* START THE RECORDS *
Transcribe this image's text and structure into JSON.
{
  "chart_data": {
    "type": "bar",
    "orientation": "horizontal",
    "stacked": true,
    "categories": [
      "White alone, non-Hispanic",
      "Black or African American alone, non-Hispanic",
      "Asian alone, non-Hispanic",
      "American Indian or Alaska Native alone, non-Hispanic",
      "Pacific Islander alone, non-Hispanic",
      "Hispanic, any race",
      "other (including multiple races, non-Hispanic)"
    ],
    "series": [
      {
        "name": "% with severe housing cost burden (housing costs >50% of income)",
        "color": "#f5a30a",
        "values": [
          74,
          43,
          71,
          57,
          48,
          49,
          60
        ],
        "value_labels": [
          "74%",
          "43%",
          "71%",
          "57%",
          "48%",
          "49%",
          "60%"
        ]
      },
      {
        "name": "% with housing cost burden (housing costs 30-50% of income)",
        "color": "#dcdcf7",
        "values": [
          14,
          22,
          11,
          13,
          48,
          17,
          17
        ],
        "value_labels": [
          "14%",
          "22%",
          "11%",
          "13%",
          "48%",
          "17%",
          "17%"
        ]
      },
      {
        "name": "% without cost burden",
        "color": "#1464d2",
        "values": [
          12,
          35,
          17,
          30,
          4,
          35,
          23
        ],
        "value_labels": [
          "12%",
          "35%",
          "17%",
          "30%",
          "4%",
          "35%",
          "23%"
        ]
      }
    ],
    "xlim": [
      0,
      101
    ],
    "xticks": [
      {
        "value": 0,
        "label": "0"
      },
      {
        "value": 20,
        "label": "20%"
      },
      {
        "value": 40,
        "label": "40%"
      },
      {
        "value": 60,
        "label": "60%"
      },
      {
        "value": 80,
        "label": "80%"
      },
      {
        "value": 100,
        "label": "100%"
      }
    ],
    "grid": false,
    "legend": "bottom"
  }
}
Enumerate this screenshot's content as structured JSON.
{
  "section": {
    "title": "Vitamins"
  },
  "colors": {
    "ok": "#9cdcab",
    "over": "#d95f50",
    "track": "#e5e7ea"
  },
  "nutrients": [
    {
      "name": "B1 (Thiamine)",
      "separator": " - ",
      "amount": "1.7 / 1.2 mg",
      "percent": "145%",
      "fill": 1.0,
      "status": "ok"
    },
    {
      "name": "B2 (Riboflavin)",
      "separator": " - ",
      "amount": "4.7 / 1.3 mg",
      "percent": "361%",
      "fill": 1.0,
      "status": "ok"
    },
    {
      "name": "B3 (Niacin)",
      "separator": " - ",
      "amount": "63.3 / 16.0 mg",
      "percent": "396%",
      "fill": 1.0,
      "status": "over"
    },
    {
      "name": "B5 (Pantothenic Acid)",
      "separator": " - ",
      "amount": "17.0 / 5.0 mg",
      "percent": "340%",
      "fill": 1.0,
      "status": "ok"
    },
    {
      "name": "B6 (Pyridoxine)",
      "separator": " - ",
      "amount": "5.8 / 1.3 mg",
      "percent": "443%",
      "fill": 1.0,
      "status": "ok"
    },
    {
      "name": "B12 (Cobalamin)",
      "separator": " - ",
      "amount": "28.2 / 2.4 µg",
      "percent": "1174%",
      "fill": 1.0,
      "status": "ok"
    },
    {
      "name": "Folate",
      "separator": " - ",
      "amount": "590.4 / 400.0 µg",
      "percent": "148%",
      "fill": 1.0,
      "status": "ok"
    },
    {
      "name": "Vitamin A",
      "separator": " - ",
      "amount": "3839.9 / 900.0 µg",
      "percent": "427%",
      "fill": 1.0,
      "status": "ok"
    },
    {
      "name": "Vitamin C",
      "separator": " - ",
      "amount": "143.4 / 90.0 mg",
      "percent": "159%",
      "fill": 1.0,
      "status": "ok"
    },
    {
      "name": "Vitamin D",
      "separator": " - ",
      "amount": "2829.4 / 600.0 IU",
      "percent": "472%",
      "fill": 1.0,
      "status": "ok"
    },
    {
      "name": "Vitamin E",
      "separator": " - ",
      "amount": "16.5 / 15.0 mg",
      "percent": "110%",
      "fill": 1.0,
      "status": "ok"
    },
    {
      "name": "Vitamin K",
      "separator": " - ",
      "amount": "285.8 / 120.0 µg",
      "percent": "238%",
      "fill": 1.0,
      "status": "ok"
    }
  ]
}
* END THE RECORDS *
# EXERCISE
Copy each line of the records above that carries the word "percent".

# TASK SOLUTION
      "percent": "145%",
      "percent": "361%",
      "percent": "396%",
      "percent": "340%",
      "percent": "443%",
      "percent": "1174%",
      "percent": "148%",
      "percent": "427%",
      "percent": "159%",
      "percent": "472%",
      "percent": "110%",
      "percent": "238%",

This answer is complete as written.